> _Records_
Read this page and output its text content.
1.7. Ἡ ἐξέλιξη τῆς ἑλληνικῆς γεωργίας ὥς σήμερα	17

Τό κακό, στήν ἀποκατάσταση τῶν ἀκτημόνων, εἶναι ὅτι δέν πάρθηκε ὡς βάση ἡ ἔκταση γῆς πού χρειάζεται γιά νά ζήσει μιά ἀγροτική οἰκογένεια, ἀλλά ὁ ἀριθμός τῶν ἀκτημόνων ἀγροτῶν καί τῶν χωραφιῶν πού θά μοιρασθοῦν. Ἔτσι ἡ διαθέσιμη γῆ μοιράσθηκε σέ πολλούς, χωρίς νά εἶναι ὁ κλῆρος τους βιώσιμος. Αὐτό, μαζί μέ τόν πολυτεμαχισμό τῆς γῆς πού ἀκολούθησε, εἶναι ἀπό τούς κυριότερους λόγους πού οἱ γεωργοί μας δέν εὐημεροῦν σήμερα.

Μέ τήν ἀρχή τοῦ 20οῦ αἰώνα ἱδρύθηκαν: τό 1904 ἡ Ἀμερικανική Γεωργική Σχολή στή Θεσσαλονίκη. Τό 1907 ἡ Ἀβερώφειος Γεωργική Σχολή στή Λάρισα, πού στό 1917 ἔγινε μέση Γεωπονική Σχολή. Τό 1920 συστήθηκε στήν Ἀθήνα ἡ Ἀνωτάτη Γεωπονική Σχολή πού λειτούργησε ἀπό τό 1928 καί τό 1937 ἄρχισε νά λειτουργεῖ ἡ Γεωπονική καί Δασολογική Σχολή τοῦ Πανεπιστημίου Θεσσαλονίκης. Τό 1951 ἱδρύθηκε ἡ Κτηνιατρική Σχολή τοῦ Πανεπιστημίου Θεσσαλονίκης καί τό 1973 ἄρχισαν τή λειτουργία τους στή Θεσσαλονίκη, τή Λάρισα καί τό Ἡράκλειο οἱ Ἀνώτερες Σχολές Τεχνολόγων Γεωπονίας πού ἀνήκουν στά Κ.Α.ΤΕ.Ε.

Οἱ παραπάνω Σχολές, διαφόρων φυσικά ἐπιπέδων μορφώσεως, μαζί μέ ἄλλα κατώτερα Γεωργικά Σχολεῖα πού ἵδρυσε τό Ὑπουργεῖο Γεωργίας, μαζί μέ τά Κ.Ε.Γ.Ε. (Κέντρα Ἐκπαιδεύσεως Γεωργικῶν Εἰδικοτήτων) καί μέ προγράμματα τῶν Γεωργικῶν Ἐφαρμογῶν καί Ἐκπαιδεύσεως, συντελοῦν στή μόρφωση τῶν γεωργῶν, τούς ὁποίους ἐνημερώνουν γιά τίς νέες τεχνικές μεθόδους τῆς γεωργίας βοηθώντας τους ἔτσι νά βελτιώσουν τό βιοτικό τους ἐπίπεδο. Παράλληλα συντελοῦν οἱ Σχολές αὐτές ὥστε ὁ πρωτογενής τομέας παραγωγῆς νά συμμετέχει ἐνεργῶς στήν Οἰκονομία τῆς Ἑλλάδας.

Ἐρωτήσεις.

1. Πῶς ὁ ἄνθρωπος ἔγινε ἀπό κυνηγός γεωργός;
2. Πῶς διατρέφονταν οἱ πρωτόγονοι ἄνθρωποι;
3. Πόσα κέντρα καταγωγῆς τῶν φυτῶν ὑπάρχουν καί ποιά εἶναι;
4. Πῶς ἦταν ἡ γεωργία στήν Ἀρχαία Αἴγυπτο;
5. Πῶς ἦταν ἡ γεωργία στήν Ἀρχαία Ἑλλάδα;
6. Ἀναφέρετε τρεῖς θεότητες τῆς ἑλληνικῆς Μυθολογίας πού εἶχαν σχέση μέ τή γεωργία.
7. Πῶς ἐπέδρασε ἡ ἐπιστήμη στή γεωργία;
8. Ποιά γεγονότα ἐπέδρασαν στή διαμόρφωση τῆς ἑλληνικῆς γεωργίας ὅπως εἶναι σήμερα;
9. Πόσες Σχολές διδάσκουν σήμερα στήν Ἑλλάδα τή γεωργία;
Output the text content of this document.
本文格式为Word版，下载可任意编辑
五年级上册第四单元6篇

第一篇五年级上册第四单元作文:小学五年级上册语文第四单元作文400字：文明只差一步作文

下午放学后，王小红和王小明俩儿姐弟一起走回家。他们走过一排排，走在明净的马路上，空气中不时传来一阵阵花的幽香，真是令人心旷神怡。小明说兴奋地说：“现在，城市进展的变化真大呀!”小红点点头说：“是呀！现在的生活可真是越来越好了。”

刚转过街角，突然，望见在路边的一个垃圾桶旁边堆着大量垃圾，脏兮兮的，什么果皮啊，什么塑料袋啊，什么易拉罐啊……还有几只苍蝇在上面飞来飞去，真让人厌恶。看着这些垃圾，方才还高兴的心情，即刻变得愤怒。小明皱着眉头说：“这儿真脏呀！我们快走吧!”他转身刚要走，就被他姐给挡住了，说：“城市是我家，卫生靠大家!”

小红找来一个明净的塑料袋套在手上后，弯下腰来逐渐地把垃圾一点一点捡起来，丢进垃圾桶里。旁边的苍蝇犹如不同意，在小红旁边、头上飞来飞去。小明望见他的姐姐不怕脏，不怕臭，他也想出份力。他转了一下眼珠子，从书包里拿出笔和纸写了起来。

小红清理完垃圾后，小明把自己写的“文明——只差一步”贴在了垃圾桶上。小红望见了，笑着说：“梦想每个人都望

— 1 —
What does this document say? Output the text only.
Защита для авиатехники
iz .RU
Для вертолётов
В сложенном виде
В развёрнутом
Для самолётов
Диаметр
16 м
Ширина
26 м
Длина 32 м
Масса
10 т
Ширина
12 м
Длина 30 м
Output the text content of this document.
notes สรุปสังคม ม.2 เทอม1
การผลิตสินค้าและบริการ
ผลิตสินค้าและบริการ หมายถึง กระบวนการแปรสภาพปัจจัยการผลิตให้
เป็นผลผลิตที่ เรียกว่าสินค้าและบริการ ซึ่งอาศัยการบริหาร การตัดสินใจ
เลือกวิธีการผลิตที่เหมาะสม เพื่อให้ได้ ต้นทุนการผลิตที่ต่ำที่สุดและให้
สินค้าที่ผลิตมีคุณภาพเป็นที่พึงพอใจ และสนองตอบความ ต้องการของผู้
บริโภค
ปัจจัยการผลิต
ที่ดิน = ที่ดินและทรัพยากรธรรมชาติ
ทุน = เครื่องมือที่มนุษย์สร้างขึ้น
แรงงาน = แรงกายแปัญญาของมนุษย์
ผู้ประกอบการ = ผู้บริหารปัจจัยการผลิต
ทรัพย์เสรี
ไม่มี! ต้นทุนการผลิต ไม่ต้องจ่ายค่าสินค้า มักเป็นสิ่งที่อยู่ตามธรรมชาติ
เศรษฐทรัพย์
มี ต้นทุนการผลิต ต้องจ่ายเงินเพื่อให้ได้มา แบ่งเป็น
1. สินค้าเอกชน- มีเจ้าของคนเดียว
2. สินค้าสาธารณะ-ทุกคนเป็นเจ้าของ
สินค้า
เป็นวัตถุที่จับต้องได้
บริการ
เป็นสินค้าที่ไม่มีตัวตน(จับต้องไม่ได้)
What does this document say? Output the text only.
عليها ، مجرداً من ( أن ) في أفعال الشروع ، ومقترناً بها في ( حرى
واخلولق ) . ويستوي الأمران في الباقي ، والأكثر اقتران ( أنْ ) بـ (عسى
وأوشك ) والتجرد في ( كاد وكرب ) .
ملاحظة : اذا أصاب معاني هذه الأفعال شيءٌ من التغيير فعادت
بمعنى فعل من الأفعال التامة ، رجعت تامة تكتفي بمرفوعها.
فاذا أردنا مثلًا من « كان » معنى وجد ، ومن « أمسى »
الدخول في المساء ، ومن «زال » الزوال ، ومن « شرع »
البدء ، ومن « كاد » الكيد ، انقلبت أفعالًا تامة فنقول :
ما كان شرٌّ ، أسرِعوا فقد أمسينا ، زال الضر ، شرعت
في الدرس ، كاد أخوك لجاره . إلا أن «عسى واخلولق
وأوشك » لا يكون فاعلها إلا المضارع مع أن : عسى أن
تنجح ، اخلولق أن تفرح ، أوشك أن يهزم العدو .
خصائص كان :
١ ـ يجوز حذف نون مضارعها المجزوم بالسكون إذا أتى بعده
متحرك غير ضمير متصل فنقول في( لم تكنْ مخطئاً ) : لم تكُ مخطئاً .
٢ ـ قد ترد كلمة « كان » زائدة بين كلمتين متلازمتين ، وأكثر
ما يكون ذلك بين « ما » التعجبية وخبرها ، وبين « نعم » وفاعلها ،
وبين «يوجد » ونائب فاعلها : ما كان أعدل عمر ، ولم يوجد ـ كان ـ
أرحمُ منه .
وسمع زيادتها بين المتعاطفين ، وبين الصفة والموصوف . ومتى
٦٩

> _Stated task_
Lines containing the string "ἑλληνικῆς" are to be selected and copied.

> _Correct response_
1.7. Ἡ ἐξέλιξη τῆς ἑλληνικῆς γεωργίας ὥς σήμερα	17
6. Ἀναφέρετε τρεῖς θεότητες τῆς ἑλληνικῆς Μυθολογίας πού εἶχαν σχέση μέ τή γεωργία.
8. Ποιά γεγονότα ἐπέδρασαν στή διαμόρφωση τῆς ἑλληνικῆς γεωργίας ὅπως εἶναι σήμερα;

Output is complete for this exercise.